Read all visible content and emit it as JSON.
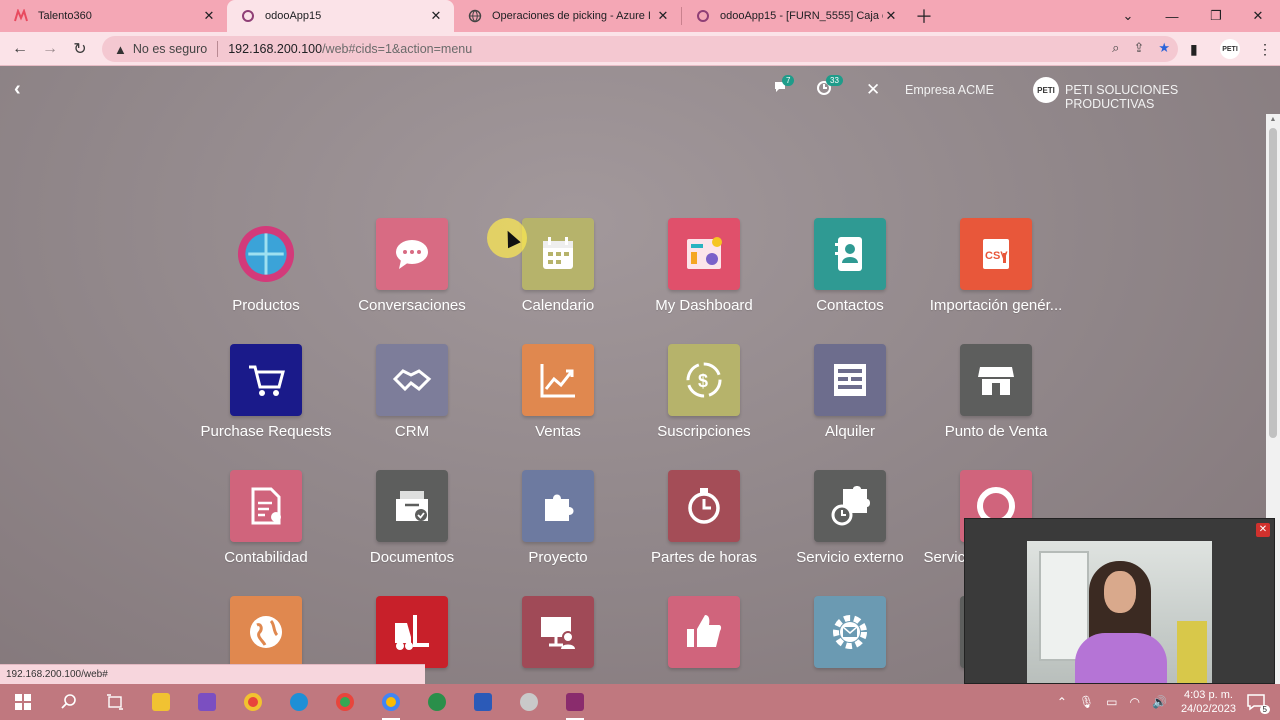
{
  "browser": {
    "tabs": [
      {
        "title": "Talento360",
        "favicon": "talento-icon",
        "active": false
      },
      {
        "title": "odooApp15",
        "favicon": "odoo-icon",
        "active": true
      },
      {
        "title": "Operaciones de picking - Azure I",
        "favicon": "globe-icon",
        "active": false
      },
      {
        "title": "odooApp15 - [FURN_5555] Caja c",
        "favicon": "odoo-icon",
        "active": false
      }
    ],
    "address": {
      "security_label": "No es seguro",
      "url_host": "192.168.200.100",
      "url_path": "/web#cids=1&action=menu"
    },
    "status_url": "192.168.200.100/web#"
  },
  "odoo": {
    "chat_count": "7",
    "activity_count": "33",
    "company": "Empresa ACME",
    "user_company": "PETI SOLUCIONES PRODUCTIVAS",
    "logo_text": "PETI"
  },
  "apps": [
    {
      "label": "Productos",
      "color": "#8e8486",
      "icon": "products-globe-icon"
    },
    {
      "label": "Conversaciones",
      "color": "#d86b83",
      "icon": "chat-bubble-icon"
    },
    {
      "label": "Calendario",
      "color": "#b6b36b",
      "icon": "calendar-icon"
    },
    {
      "label": "My Dashboard",
      "color": "#e0506b",
      "icon": "dashboard-icon"
    },
    {
      "label": "Contactos",
      "color": "#2f9a93",
      "icon": "contact-card-icon"
    },
    {
      "label": "Importación genér...",
      "color": "#e8573a",
      "icon": "csv-icon"
    },
    {
      "label": "Purchase Requests",
      "color": "#1a1a8a",
      "icon": "cart-icon"
    },
    {
      "label": "CRM",
      "color": "#7d7d9a",
      "icon": "handshake-icon"
    },
    {
      "label": "Ventas",
      "color": "#e0884f",
      "icon": "chart-up-icon"
    },
    {
      "label": "Suscripciones",
      "color": "#b6b36b",
      "icon": "dollar-cycle-icon"
    },
    {
      "label": "Alquiler",
      "color": "#6d6d8d",
      "icon": "calendar-grid-icon"
    },
    {
      "label": "Punto de Venta",
      "color": "#5d5e5d",
      "icon": "store-icon"
    },
    {
      "label": "Contabilidad",
      "color": "#d0647c",
      "icon": "document-gear-icon"
    },
    {
      "label": "Documentos",
      "color": "#5d5e5d",
      "icon": "inbox-check-icon"
    },
    {
      "label": "Proyecto",
      "color": "#6d7aa0",
      "icon": "puzzle-icon"
    },
    {
      "label": "Partes de horas",
      "color": "#a44d57",
      "icon": "stopwatch-icon"
    },
    {
      "label": "Servicio externo",
      "color": "#5d5e5d",
      "icon": "puzzle-clock-icon"
    },
    {
      "label": "Servicio de asistencia",
      "color": "#d0647c",
      "icon": "lifebuoy-icon"
    },
    {
      "label": "",
      "color": "#e0884f",
      "icon": "globe-icon"
    },
    {
      "label": "",
      "color": "#c8202a",
      "icon": "forklift-icon"
    },
    {
      "label": "",
      "color": "#a04a57",
      "icon": "presentation-icon"
    },
    {
      "label": "",
      "color": "#d0647c",
      "icon": "thumbs-up-icon"
    },
    {
      "label": "",
      "color": "#6b9ab2",
      "icon": "gear-mail-icon"
    },
    {
      "label": "",
      "color": "#5d5e5d",
      "icon": "unknown-icon"
    }
  ],
  "taskbar": {
    "time": "4:03 p. m.",
    "date": "24/02/2023",
    "notifications": "5"
  }
}
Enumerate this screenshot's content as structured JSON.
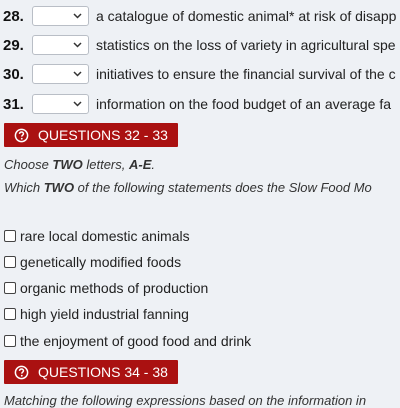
{
  "questions": [
    {
      "number": "28.",
      "text": "a catalogue of domestic animal* at risk of disapp",
      "selected": ""
    },
    {
      "number": "29.",
      "text": "statistics on the loss of variety in agricultural spe",
      "selected": ""
    },
    {
      "number": "30.",
      "text": "initiatives to ensure the financial survival of the c",
      "selected": ""
    },
    {
      "number": "31.",
      "text": "information on the food budget of an average fa",
      "selected": ""
    }
  ],
  "section_32_33": {
    "banner": "QUESTIONS 32 - 33",
    "instruction1": {
      "pre": "Choose ",
      "b1": "TWO",
      "mid": " letters, ",
      "b2": "A-E",
      "post": "."
    },
    "instruction2": {
      "pre": "Which ",
      "b1": "TWO",
      "post": " of the following statements does the Slow Food Mo"
    },
    "options": [
      "rare local domestic animals",
      "genetically modified foods",
      "organic methods of production",
      "high yield industrial fanning",
      "the enjoyment of good food and drink"
    ]
  },
  "section_34_38": {
    "banner": "QUESTIONS 34 - 38",
    "instruction": "Matching the following expressions based on the information in"
  },
  "colors": {
    "banner_bg": "#aa1111",
    "page_bg": "#eef1f5"
  },
  "icons": {
    "select": "chevron-down-icon",
    "banner": "question-circle-icon"
  }
}
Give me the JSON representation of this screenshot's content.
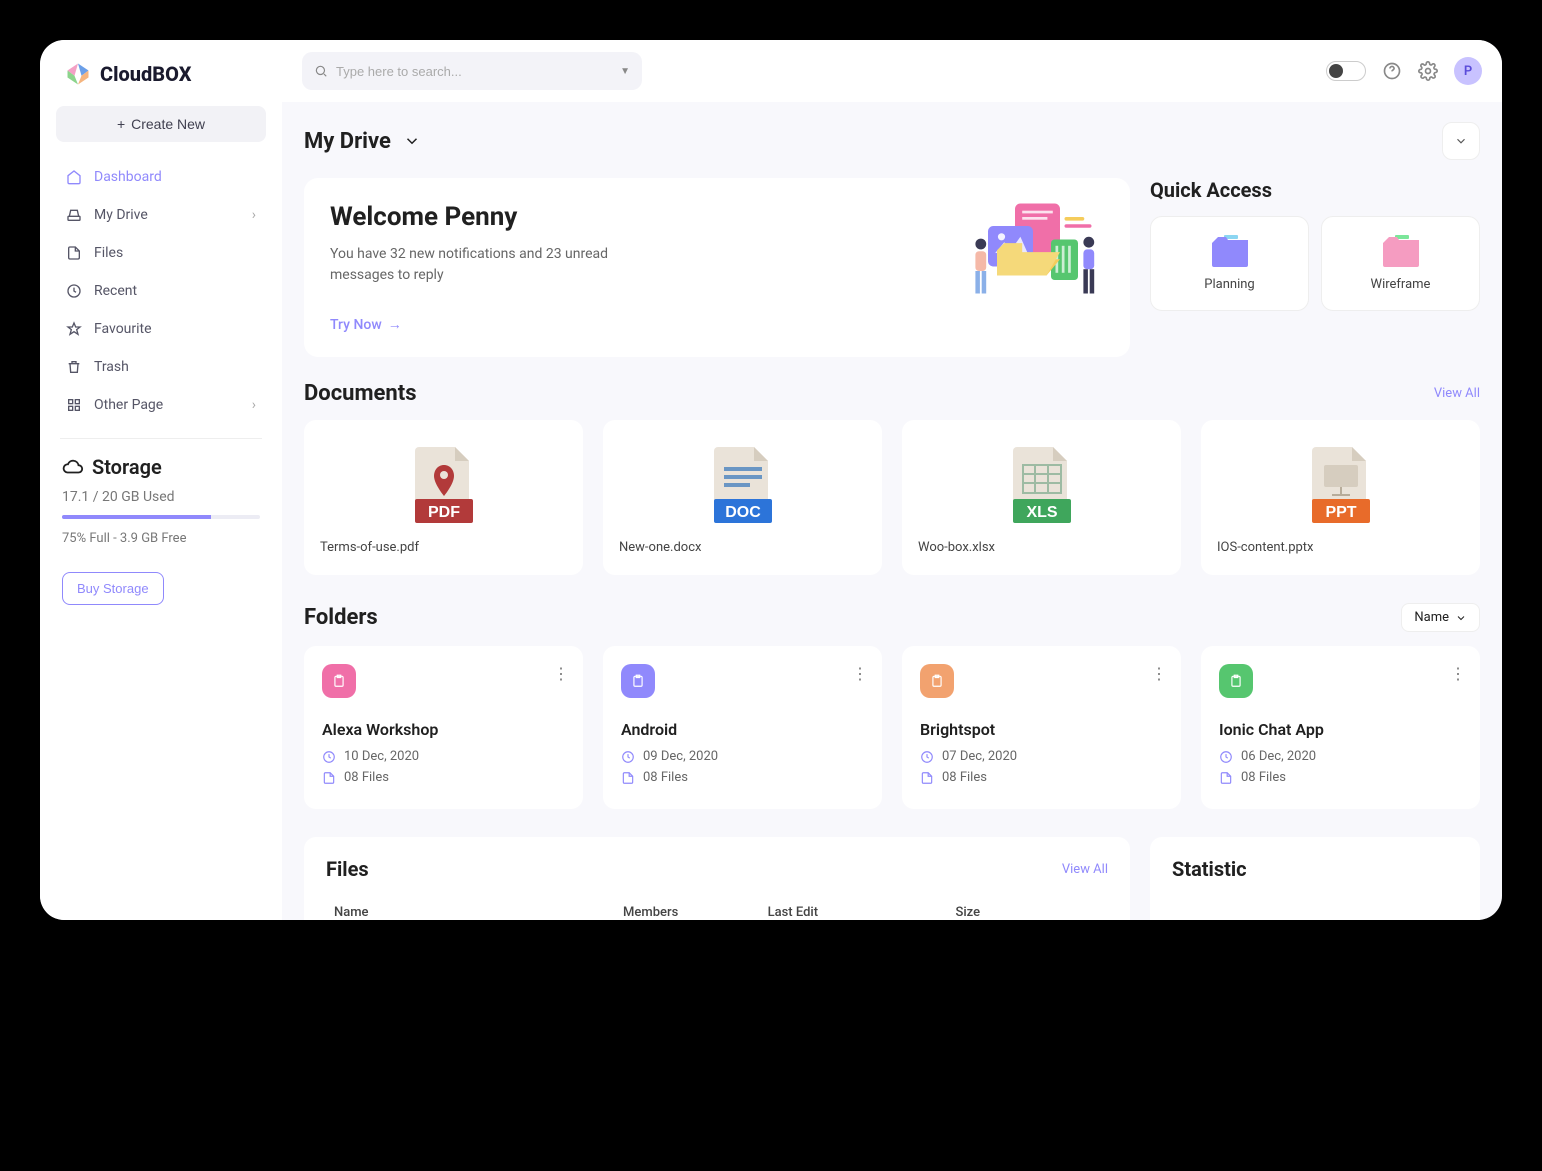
{
  "brand": "CloudBOX",
  "search": {
    "placeholder": "Type here to search..."
  },
  "avatar_initial": "P",
  "sidebar": {
    "create_label": "Create New",
    "items": [
      {
        "label": "Dashboard",
        "icon": "home",
        "active": true
      },
      {
        "label": "My Drive",
        "icon": "drive",
        "chevron": true
      },
      {
        "label": "Files",
        "icon": "file"
      },
      {
        "label": "Recent",
        "icon": "clock"
      },
      {
        "label": "Favourite",
        "icon": "star"
      },
      {
        "label": "Trash",
        "icon": "trash"
      },
      {
        "label": "Other Page",
        "icon": "grid",
        "chevron": true
      }
    ],
    "storage": {
      "title": "Storage",
      "used_text": "17.1 / 20 GB Used",
      "percent": 75,
      "desc": "75% Full - 3.9 GB Free",
      "buy_label": "Buy Storage"
    }
  },
  "page_title": "My Drive",
  "hero": {
    "title": "Welcome Penny",
    "subtitle": "You have 32 new notifications and 23 unread messages to reply",
    "cta": "Try Now"
  },
  "quick_access": {
    "title": "Quick Access",
    "items": [
      {
        "label": "Planning",
        "color": "#9089fc",
        "accent": "#8bd6f2"
      },
      {
        "label": "Wireframe",
        "color": "#f59cc1",
        "accent": "#7be69a"
      }
    ]
  },
  "documents": {
    "title": "Documents",
    "view_all": "View All",
    "items": [
      {
        "name": "Terms-of-use.pdf",
        "type": "PDF",
        "color": "#b23a3a"
      },
      {
        "name": "New-one.docx",
        "type": "DOC",
        "color": "#2c74d9"
      },
      {
        "name": "Woo-box.xlsx",
        "type": "XLS",
        "color": "#3fa65c"
      },
      {
        "name": "IOS-content.pptx",
        "type": "PPT",
        "color": "#e86b2a"
      }
    ]
  },
  "folders": {
    "title": "Folders",
    "sort_label": "Name",
    "items": [
      {
        "name": "Alexa Workshop",
        "date": "10 Dec, 2020",
        "files": "08 Files",
        "color": "#f06fa8"
      },
      {
        "name": "Android",
        "date": "09 Dec, 2020",
        "files": "08 Files",
        "color": "#9089fc"
      },
      {
        "name": "Brightspot",
        "date": "07 Dec, 2020",
        "files": "08 Files",
        "color": "#f2a26f"
      },
      {
        "name": "Ionic Chat App",
        "date": "06 Dec, 2020",
        "files": "08 Files",
        "color": "#56c66f"
      }
    ]
  },
  "files_table": {
    "title": "Files",
    "view_all": "View All",
    "columns": [
      "Name",
      "Members",
      "Last Edit",
      "Size"
    ]
  },
  "statistic": {
    "title": "Statistic"
  }
}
____________________
- [Work instructions]: The material above holds pictures; copy everything else in it exactly.

- [Solution for this task]:
Read all visible content and emit it as JSON.
{
  "browser": {
    "tabs": [
      {
        "title": "Talento360",
        "favicon": "talento-icon",
        "active": false
      },
      {
        "title": "odooApp15",
        "favicon": "odoo-icon",
        "active": true
      },
      {
        "title": "Operaciones de picking - Azure I",
        "favicon": "globe-icon",
        "active": false
      },
      {
        "title": "odooApp15 - [FURN_5555] Caja c",
        "favicon": "odoo-icon",
        "active": false
      }
    ],
    "address": {
      "security_label": "No es seguro",
      "url_host": "192.168.200.100",
      "url_path": "/web#cids=1&action=menu"
    },
    "status_url": "192.168.200.100/web#"
  },
  "odoo": {
    "chat_count": "7",
    "activity_count": "33",
    "company": "Empresa ACME",
    "user_company": "PETI SOLUCIONES PRODUCTIVAS",
    "logo_text": "PETI"
  },
  "apps": [
    {
      "label": "Productos",
      "color": "#8e8486",
      "icon": "products-globe-icon"
    },
    {
      "label": "Conversaciones",
      "color": "#d86b83",
      "icon": "chat-bubble-icon"
    },
    {
      "label": "Calendario",
      "color": "#b6b36b",
      "icon": "calendar-icon"
    },
    {
      "label": "My Dashboard",
      "color": "#e0506b",
      "icon": "dashboard-icon"
    },
    {
      "label": "Contactos",
      "color": "#2f9a93",
      "icon": "contact-card-icon"
    },
    {
      "label": "Importación genér...",
      "color": "#e8573a",
      "icon": "csv-icon"
    },
    {
      "label": "Purchase Requests",
      "color": "#1a1a8a",
      "icon": "cart-icon"
    },
    {
      "label": "CRM",
      "color": "#7d7d9a",
      "icon": "handshake-icon"
    },
    {
      "label": "Ventas",
      "color": "#e0884f",
      "icon": "chart-up-icon"
    },
    {
      "label": "Suscripciones",
      "color": "#b6b36b",
      "icon": "dollar-cycle-icon"
    },
    {
      "label": "Alquiler",
      "color": "#6d6d8d",
      "icon": "calendar-grid-icon"
    },
    {
      "label": "Punto de Venta",
      "color": "#5d5e5d",
      "icon": "store-icon"
    },
    {
      "label": "Contabilidad",
      "color": "#d0647c",
      "icon": "document-gear-icon"
    },
    {
      "label": "Documentos",
      "color": "#5d5e5d",
      "icon": "inbox-check-icon"
    },
    {
      "label": "Proyecto",
      "color": "#6d7aa0",
      "icon": "puzzle-icon"
    },
    {
      "label": "Partes de horas",
      "color": "#a44d57",
      "icon": "stopwatch-icon"
    },
    {
      "label": "Servicio externo",
      "color": "#5d5e5d",
      "icon": "puzzle-clock-icon"
    },
    {
      "label": "Servicio de asistencia",
      "color": "#d0647c",
      "icon": "lifebuoy-icon"
    },
    {
      "label": "",
      "color": "#e0884f",
      "icon": "globe-icon"
    },
    {
      "label": "",
      "color": "#c8202a",
      "icon": "forklift-icon"
    },
    {
      "label": "",
      "color": "#a04a57",
      "icon": "presentation-icon"
    },
    {
      "label": "",
      "color": "#d0647c",
      "icon": "thumbs-up-icon"
    },
    {
      "label": "",
      "color": "#6b9ab2",
      "icon": "gear-mail-icon"
    },
    {
      "label": "",
      "color": "#5d5e5d",
      "icon": "unknown-icon"
    }
  ],
  "taskbar": {
    "time": "4:03 p. m.",
    "date": "24/02/2023",
    "notifications": "5"
  }
}
Enumerate this screenshot's content as structured JSON.
{
  "questions": [
    {
      "number": "28.",
      "text": "a catalogue of domestic animal* at risk of disapp",
      "selected": ""
    },
    {
      "number": "29.",
      "text": "statistics on the loss of variety in agricultural spe",
      "selected": ""
    },
    {
      "number": "30.",
      "text": "initiatives to ensure the financial survival of the c",
      "selected": ""
    },
    {
      "number": "31.",
      "text": "information on the food budget of an average fa",
      "selected": ""
    }
  ],
  "section_32_33": {
    "banner": "QUESTIONS 32 - 33",
    "instruction1": {
      "pre": "Choose ",
      "b1": "TWO",
      "mid": " letters, ",
      "b2": "A-E",
      "post": "."
    },
    "instruction2": {
      "pre": "Which ",
      "b1": "TWO",
      "post": " of the following statements does the Slow Food Mo"
    },
    "options": [
      "rare local domestic animals",
      "genetically modified foods",
      "organic methods of production",
      "high yield industrial fanning",
      "the enjoyment of good food and drink"
    ]
  },
  "section_34_38": {
    "banner": "QUESTIONS 34 - 38",
    "instruction": "Matching the following expressions based on the information in"
  },
  "colors": {
    "banner_bg": "#aa1111",
    "page_bg": "#eef1f5"
  },
  "icons": {
    "select": "chevron-down-icon",
    "banner": "question-circle-icon"
  }
}
Give me the JSON representation of this screenshot's content.
{
  "brand": "CloudBOX",
  "search": {
    "placeholder": "Type here to search..."
  },
  "avatar_initial": "P",
  "sidebar": {
    "create_label": "Create New",
    "items": [
      {
        "label": "Dashboard",
        "icon": "home",
        "active": true
      },
      {
        "label": "My Drive",
        "icon": "drive",
        "chevron": true
      },
      {
        "label": "Files",
        "icon": "file"
      },
      {
        "label": "Recent",
        "icon": "clock"
      },
      {
        "label": "Favourite",
        "icon": "star"
      },
      {
        "label": "Trash",
        "icon": "trash"
      },
      {
        "label": "Other Page",
        "icon": "grid",
        "chevron": true
      }
    ],
    "storage": {
      "title": "Storage",
      "used_text": "17.1 / 20 GB Used",
      "percent": 75,
      "desc": "75% Full - 3.9 GB Free",
      "buy_label": "Buy Storage"
    }
  },
  "page_title": "My Drive",
  "hero": {
    "title": "Welcome Penny",
    "subtitle": "You have 32 new notifications and 23 unread messages to reply",
    "cta": "Try Now"
  },
  "quick_access": {
    "title": "Quick Access",
    "items": [
      {
        "label": "Planning",
        "color": "#9089fc",
        "accent": "#8bd6f2"
      },
      {
        "label": "Wireframe",
        "color": "#f59cc1",
        "accent": "#7be69a"
      }
    ]
  },
  "documents": {
    "title": "Documents",
    "view_all": "View All",
    "items": [
      {
        "name": "Terms-of-use.pdf",
        "type": "PDF",
        "color": "#b23a3a"
      },
      {
        "name": "New-one.docx",
        "type": "DOC",
        "color": "#2c74d9"
      },
      {
        "name": "Woo-box.xlsx",
        "type": "XLS",
        "color": "#3fa65c"
      },
      {
        "name": "IOS-content.pptx",
        "type": "PPT",
        "color": "#e86b2a"
      }
    ]
  },
  "folders": {
    "title": "Folders",
    "sort_label": "Name",
    "items": [
      {
        "name": "Alexa Workshop",
        "date": "10 Dec, 2020",
        "files": "08 Files",
        "color": "#f06fa8"
      },
      {
        "name": "Android",
        "date": "09 Dec, 2020",
        "files": "08 Files",
        "color": "#9089fc"
      },
      {
        "name": "Brightspot",
        "date": "07 Dec, 2020",
        "files": "08 Files",
        "color": "#f2a26f"
      },
      {
        "name": "Ionic Chat App",
        "date": "06 Dec, 2020",
        "files": "08 Files",
        "color": "#56c66f"
      }
    ]
  },
  "files_table": {
    "title": "Files",
    "view_all": "View All",
    "columns": [
      "Name",
      "Members",
      "Last Edit",
      "Size"
    ]
  },
  "statistic": {
    "title": "Statistic"
  }
}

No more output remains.